RECORDS PROVIDED:
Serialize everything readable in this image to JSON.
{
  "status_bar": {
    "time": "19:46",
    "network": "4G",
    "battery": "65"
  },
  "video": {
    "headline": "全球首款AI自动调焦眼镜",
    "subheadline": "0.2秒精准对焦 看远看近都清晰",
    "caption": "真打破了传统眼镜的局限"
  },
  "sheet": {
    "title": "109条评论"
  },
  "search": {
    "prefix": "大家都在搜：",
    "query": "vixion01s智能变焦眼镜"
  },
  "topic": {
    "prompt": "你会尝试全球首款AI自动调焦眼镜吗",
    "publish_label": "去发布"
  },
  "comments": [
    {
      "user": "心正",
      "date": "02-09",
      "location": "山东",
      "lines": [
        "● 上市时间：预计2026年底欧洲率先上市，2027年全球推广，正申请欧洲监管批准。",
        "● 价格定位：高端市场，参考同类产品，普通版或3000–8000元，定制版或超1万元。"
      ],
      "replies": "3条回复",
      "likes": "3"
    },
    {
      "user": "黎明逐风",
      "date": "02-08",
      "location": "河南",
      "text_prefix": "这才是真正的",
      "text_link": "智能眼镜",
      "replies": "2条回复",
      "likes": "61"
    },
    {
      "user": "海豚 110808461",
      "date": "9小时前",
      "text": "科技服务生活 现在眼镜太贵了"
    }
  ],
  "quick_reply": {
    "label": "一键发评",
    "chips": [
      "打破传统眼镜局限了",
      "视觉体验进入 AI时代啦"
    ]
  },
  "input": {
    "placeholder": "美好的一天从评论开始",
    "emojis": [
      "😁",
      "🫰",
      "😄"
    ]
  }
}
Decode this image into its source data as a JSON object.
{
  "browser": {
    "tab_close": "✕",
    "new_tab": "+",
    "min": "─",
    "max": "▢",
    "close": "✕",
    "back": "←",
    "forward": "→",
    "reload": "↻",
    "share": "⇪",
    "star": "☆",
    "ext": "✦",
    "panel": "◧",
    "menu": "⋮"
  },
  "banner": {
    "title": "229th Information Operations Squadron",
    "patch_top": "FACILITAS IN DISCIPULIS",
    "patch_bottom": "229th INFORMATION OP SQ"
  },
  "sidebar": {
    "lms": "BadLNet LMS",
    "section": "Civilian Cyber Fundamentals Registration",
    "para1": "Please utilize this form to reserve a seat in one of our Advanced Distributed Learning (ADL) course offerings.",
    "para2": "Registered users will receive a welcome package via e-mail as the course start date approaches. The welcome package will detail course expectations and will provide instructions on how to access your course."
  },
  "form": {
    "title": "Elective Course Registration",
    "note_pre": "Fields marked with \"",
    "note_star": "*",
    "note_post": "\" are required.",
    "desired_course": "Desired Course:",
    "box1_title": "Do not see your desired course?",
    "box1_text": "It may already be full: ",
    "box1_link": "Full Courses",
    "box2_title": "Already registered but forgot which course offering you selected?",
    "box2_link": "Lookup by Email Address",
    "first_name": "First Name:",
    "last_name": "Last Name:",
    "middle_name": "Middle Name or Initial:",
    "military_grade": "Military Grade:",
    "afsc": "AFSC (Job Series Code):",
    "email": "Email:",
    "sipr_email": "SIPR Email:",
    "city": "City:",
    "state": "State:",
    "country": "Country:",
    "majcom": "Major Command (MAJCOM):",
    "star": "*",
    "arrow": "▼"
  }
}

REQUIRED TASK:
Repeat each record in full; every line must match exactly.

SOLVED EXERCISE:
Serialize everything readable in this image to JSON.
{
  "status_bar": {
    "time": "19:46",
    "network": "4G",
    "battery": "65"
  },
  "video": {
    "headline": "全球首款AI自动调焦眼镜",
    "subheadline": "0.2秒精准对焦 看远看近都清晰",
    "caption": "真打破了传统眼镜的局限"
  },
  "sheet": {
    "title": "109条评论"
  },
  "search": {
    "prefix": "大家都在搜：",
    "query": "vixion01s智能变焦眼镜"
  },
  "topic": {
    "prompt": "你会尝试全球首款AI自动调焦眼镜吗",
    "publish_label": "去发布"
  },
  "comments": [
    {
      "user": "心正",
      "date": "02-09",
      "location": "山东",
      "lines": [
        "● 上市时间：预计2026年底欧洲率先上市，2027年全球推广，正申请欧洲监管批准。",
        "● 价格定位：高端市场，参考同类产品，普通版或3000–8000元，定制版或超1万元。"
      ],
      "replies": "3条回复",
      "likes": "3"
    },
    {
      "user": "黎明逐风",
      "date": "02-08",
      "location": "河南",
      "text_prefix": "这才是真正的",
      "text_link": "智能眼镜",
      "replies": "2条回复",
      "likes": "61"
    },
    {
      "user": "海豚 110808461",
      "date": "9小时前",
      "text": "科技服务生活 现在眼镜太贵了"
    }
  ],
  "quick_reply": {
    "label": "一键发评",
    "chips": [
      "打破传统眼镜局限了",
      "视觉体验进入 AI时代啦"
    ]
  },
  "input": {
    "placeholder": "美好的一天从评论开始",
    "emojis": [
      "😁",
      "🫰",
      "😄"
    ]
  }
}
Decode this image into its source data as a JSON object.
{
  "browser": {
    "tab_close": "✕",
    "new_tab": "+",
    "min": "─",
    "max": "▢",
    "close": "✕",
    "back": "←",
    "forward": "→",
    "reload": "↻",
    "share": "⇪",
    "star": "☆",
    "ext": "✦",
    "panel": "◧",
    "menu": "⋮"
  },
  "banner": {
    "title": "229th Information Operations Squadron",
    "patch_top": "FACILITAS IN DISCIPULIS",
    "patch_bottom": "229th INFORMATION OP SQ"
  },
  "sidebar": {
    "lms": "BadLNet LMS",
    "section": "Civilian Cyber Fundamentals Registration",
    "para1": "Please utilize this form to reserve a seat in one of our Advanced Distributed Learning (ADL) course offerings.",
    "para2": "Registered users will receive a welcome package via e-mail as the course start date approaches. The welcome package will detail course expectations and will provide instructions on how to access your course."
  },
  "form": {
    "title": "Elective Course Registration",
    "note_pre": "Fields marked with \"",
    "note_star": "*",
    "note_post": "\" are required.",
    "desired_course": "Desired Course:",
    "box1_title": "Do not see your desired course?",
    "box1_text": "It may already be full: ",
    "box1_link": "Full Courses",
    "box2_title": "Already registered but forgot which course offering you selected?",
    "box2_link": "Lookup by Email Address",
    "first_name": "First Name:",
    "last_name": "Last Name:",
    "middle_name": "Middle Name or Initial:",
    "military_grade": "Military Grade:",
    "afsc": "AFSC (Job Series Code):",
    "email": "Email:",
    "sipr_email": "SIPR Email:",
    "city": "City:",
    "state": "State:",
    "country": "Country:",
    "majcom": "Major Command (MAJCOM):",
    "star": "*",
    "arrow": "▼"
  }
}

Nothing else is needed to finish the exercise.